Dataset records
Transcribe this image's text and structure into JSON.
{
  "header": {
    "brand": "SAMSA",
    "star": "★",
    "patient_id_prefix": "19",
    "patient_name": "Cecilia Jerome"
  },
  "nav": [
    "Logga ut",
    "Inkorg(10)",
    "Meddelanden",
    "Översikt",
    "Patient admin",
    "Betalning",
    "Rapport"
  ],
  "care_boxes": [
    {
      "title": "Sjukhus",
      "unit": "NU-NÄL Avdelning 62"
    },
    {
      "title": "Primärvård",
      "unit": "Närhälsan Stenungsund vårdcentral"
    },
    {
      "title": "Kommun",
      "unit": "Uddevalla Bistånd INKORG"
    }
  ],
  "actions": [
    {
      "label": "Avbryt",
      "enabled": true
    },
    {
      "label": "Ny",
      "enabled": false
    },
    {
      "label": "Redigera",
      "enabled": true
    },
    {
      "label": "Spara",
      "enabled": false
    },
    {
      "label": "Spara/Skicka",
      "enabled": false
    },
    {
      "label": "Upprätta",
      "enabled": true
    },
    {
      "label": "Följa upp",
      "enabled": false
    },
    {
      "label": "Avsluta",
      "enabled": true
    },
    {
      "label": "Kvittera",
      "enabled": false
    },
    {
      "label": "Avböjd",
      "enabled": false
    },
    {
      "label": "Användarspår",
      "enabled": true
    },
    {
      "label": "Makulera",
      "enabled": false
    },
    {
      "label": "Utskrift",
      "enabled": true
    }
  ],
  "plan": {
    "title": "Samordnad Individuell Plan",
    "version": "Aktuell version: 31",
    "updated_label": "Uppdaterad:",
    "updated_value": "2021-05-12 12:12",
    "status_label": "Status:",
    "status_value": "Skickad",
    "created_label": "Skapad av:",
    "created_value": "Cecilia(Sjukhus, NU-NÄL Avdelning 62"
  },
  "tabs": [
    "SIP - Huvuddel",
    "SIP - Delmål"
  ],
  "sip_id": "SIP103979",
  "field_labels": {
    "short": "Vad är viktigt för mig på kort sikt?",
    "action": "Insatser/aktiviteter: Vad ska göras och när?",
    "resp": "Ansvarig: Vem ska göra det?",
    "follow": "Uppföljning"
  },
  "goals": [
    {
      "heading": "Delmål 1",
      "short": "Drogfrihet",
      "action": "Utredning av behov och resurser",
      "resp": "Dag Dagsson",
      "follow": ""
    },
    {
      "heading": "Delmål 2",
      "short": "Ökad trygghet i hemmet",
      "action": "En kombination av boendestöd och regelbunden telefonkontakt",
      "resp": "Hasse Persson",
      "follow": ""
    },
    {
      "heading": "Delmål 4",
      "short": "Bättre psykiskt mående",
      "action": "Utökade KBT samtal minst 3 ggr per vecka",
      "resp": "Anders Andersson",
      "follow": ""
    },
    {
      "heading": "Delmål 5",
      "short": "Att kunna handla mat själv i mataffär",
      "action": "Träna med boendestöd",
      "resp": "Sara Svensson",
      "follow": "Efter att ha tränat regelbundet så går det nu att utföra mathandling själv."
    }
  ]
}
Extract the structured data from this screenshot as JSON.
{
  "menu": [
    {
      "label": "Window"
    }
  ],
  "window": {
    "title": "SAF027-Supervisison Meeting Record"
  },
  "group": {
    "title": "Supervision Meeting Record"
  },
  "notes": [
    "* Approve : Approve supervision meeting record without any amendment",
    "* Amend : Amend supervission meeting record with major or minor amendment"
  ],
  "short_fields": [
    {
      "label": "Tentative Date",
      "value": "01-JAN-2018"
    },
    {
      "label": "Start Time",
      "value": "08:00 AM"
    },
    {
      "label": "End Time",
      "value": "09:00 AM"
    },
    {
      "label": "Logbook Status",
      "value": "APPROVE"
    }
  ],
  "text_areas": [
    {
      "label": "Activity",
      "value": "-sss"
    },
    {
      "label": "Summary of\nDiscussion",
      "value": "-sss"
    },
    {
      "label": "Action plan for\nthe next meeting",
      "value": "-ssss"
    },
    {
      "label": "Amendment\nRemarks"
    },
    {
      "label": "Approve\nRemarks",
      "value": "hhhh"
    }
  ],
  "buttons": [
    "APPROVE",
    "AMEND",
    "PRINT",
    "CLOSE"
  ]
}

> **Given exercise**
Repeat the data verbatim.

> **Final answer**
Transcribe this image's text and structure into JSON.
{
  "header": {
    "brand": "SAMSA",
    "star": "★",
    "patient_id_prefix": "19",
    "patient_name": "Cecilia Jerome"
  },
  "nav": [
    "Logga ut",
    "Inkorg(10)",
    "Meddelanden",
    "Översikt",
    "Patient admin",
    "Betalning",
    "Rapport"
  ],
  "care_boxes": [
    {
      "title": "Sjukhus",
      "unit": "NU-NÄL Avdelning 62"
    },
    {
      "title": "Primärvård",
      "unit": "Närhälsan Stenungsund vårdcentral"
    },
    {
      "title": "Kommun",
      "unit": "Uddevalla Bistånd INKORG"
    }
  ],
  "actions": [
    {
      "label": "Avbryt",
      "enabled": true
    },
    {
      "label": "Ny",
      "enabled": false
    },
    {
      "label": "Redigera",
      "enabled": true
    },
    {
      "label": "Spara",
      "enabled": false
    },
    {
      "label": "Spara/Skicka",
      "enabled": false
    },
    {
      "label": "Upprätta",
      "enabled": true
    },
    {
      "label": "Följa upp",
      "enabled": false
    },
    {
      "label": "Avsluta",
      "enabled": true
    },
    {
      "label": "Kvittera",
      "enabled": false
    },
    {
      "label": "Avböjd",
      "enabled": false
    },
    {
      "label": "Användarspår",
      "enabled": true
    },
    {
      "label": "Makulera",
      "enabled": false
    },
    {
      "label": "Utskrift",
      "enabled": true
    }
  ],
  "plan": {
    "title": "Samordnad Individuell Plan",
    "version": "Aktuell version: 31",
    "updated_label": "Uppdaterad:",
    "updated_value": "2021-05-12 12:12",
    "status_label": "Status:",
    "status_value": "Skickad",
    "created_label": "Skapad av:",
    "created_value": "Cecilia(Sjukhus, NU-NÄL Avdelning 62"
  },
  "tabs": [
    "SIP - Huvuddel",
    "SIP - Delmål"
  ],
  "sip_id": "SIP103979",
  "field_labels": {
    "short": "Vad är viktigt för mig på kort sikt?",
    "action": "Insatser/aktiviteter: Vad ska göras och när?",
    "resp": "Ansvarig: Vem ska göra det?",
    "follow": "Uppföljning"
  },
  "goals": [
    {
      "heading": "Delmål 1",
      "short": "Drogfrihet",
      "action": "Utredning av behov och resurser",
      "resp": "Dag Dagsson",
      "follow": ""
    },
    {
      "heading": "Delmål 2",
      "short": "Ökad trygghet i hemmet",
      "action": "En kombination av boendestöd och regelbunden telefonkontakt",
      "resp": "Hasse Persson",
      "follow": ""
    },
    {
      "heading": "Delmål 4",
      "short": "Bättre psykiskt mående",
      "action": "Utökade KBT samtal minst 3 ggr per vecka",
      "resp": "Anders Andersson",
      "follow": ""
    },
    {
      "heading": "Delmål 5",
      "short": "Att kunna handla mat själv i mataffär",
      "action": "Träna med boendestöd",
      "resp": "Sara Svensson",
      "follow": "Efter att ha tränat regelbundet så går det nu att utföra mathandling själv."
    }
  ]
}
Extract the structured data from this screenshot as JSON.
{
  "menu": [
    {
      "label": "Window"
    }
  ],
  "window": {
    "title": "SAF027-Supervisison Meeting Record"
  },
  "group": {
    "title": "Supervision Meeting Record"
  },
  "notes": [
    "* Approve : Approve supervision meeting record without any amendment",
    "* Amend : Amend supervission meeting record with major or minor amendment"
  ],
  "short_fields": [
    {
      "label": "Tentative Date",
      "value": "01-JAN-2018"
    },
    {
      "label": "Start Time",
      "value": "08:00 AM"
    },
    {
      "label": "End Time",
      "value": "09:00 AM"
    },
    {
      "label": "Logbook Status",
      "value": "APPROVE"
    }
  ],
  "text_areas": [
    {
      "label": "Activity",
      "value": "-sss"
    },
    {
      "label": "Summary of\nDiscussion",
      "value": "-sss"
    },
    {
      "label": "Action plan for\nthe next meeting",
      "value": "-ssss"
    },
    {
      "label": "Amendment\nRemarks"
    },
    {
      "label": "Approve\nRemarks",
      "value": "hhhh"
    }
  ],
  "buttons": [
    "APPROVE",
    "AMEND",
    "PRINT",
    "CLOSE"
  ]
}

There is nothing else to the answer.